■ 目的:
このあとに示す貧困大国ニッポンについての引用文を、一字一句変えずに全文抜き出してもらえますか?

■ 引用文:
========================================================================

本当のことが判って来た

貧困大国ニッポン
―ホワイトカラーも没落する―


本当のことが判って来た。
湯浅誠さん。NPO法人自立生活サポートセンター・もやい事務局長の書いたこのトップ記事は、実によく書けている(文藝春秋8月号)。
ページ数にして11ページと重いが、内容にぬかりは無い。その緻密な論旨からして、ここで簡単に要約できるようなことでは無いが、現在の日本が直面している根本問題を明確に説明している。
それにしても、何らかの既成利権に繋がらないこういう人でなければ、書けないし、分からないことなのだろうと実感している。


基本的な認識としては、1980年代の中曽根政権に始まり、小泉構造改革にいたる一連の規制緩和政策が、これまでの日本型セーフティネットの機能不全を強く後押ししたということ。
これに関しては、僕がある方とのインタービュウを企画していて、そのために書いた草稿がほぼ当っているとの感触を得ている。それは以下のようなものだ。

========================================================================

■ 元データ:
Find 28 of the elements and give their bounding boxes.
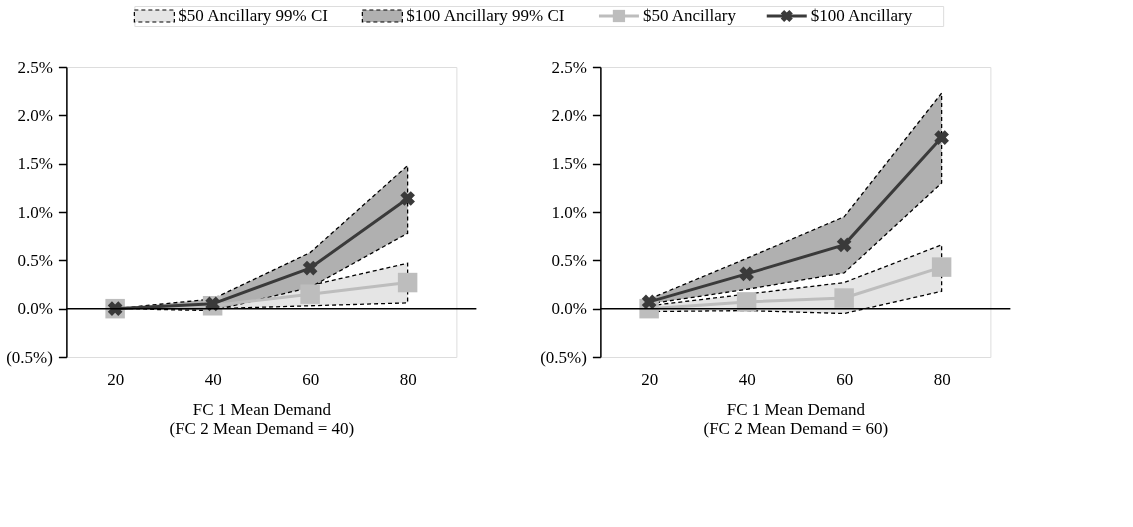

========================================================================

■ 回答は以下:
本当のことが判って来た

貧困大国ニッポン
―ホワイトカラーも没落する―


本当のことが判って来た。
湯浅誠さん。NPO法人自立生活サポートセンター・もやい事務局長の書いたこのトップ記事は、実によく書けている(文藝春秋8月号)。
ページ数にして11ページと重いが、内容にぬかりは無い。その緻密な論旨からして、ここで簡単に要約できるようなことでは無いが、現在の日本が直面している根本問題を明確に説明している。
それにしても、何らかの既成利権に繋がらないこういう人でなければ、書けないし、分からないことなのだろうと実感している。


基本的な認識としては、1980年代の中曽根政権に始まり、小泉構造改革にいたる一連の規制緩和政策が、これまでの日本型セーフティネットの機能不全を強く後押ししたということ。
これに関しては、僕がある方とのインタービュウを企画していて、そのために書いた草稿がほぼ当っているとの感触を得ている。それは以下のようなものだ。